*WHAT YOU SHOULD DO:*
Your task is to transcribe the records exactly, skipping every image.

*DATASET CONTENT:*
---

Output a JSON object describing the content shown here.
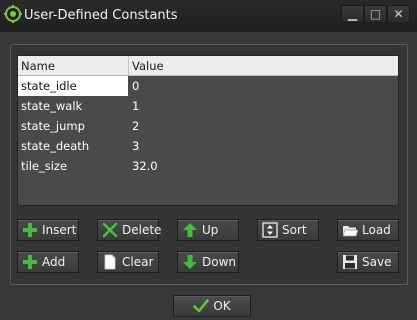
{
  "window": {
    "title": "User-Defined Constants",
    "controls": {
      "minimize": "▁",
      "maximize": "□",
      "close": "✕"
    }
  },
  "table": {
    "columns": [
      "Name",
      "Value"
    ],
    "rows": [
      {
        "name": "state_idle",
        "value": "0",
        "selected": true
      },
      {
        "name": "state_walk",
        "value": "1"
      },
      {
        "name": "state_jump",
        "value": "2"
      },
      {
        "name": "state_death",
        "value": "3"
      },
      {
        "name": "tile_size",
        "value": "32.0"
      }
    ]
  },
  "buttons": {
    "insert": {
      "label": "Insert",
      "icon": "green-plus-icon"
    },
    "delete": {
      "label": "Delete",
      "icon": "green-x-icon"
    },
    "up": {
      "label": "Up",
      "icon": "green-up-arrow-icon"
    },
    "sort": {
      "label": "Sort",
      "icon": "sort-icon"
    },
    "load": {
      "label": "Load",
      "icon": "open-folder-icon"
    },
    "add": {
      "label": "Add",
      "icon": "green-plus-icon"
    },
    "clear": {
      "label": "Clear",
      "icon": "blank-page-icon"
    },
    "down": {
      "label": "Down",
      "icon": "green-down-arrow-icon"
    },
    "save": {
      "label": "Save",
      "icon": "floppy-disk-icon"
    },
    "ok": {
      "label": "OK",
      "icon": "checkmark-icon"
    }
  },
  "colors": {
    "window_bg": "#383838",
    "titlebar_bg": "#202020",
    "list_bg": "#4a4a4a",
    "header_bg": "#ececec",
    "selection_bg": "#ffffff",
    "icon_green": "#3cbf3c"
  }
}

---

*RESPONSE BELOW:*
Output a JSON object describing the content shown here.
{
  "window": {
    "title": "User-Defined Constants",
    "controls": {
      "minimize": "▁",
      "maximize": "□",
      "close": "✕"
    }
  },
  "table": {
    "columns": [
      "Name",
      "Value"
    ],
    "rows": [
      {
        "name": "state_idle",
        "value": "0",
        "selected": true
      },
      {
        "name": "state_walk",
        "value": "1"
      },
      {
        "name": "state_jump",
        "value": "2"
      },
      {
        "name": "state_death",
        "value": "3"
      },
      {
        "name": "tile_size",
        "value": "32.0"
      }
    ]
  },
  "buttons": {
    "insert": {
      "label": "Insert",
      "icon": "green-plus-icon"
    },
    "delete": {
      "label": "Delete",
      "icon": "green-x-icon"
    },
    "up": {
      "label": "Up",
      "icon": "green-up-arrow-icon"
    },
    "sort": {
      "label": "Sort",
      "icon": "sort-icon"
    },
    "load": {
      "label": "Load",
      "icon": "open-folder-icon"
    },
    "add": {
      "label": "Add",
      "icon": "green-plus-icon"
    },
    "clear": {
      "label": "Clear",
      "icon": "blank-page-icon"
    },
    "down": {
      "label": "Down",
      "icon": "green-down-arrow-icon"
    },
    "save": {
      "label": "Save",
      "icon": "floppy-disk-icon"
    },
    "ok": {
      "label": "OK",
      "icon": "checkmark-icon"
    }
  },
  "colors": {
    "window_bg": "#383838",
    "titlebar_bg": "#202020",
    "list_bg": "#4a4a4a",
    "header_bg": "#ececec",
    "selection_bg": "#ffffff",
    "icon_green": "#3cbf3c"
  }
}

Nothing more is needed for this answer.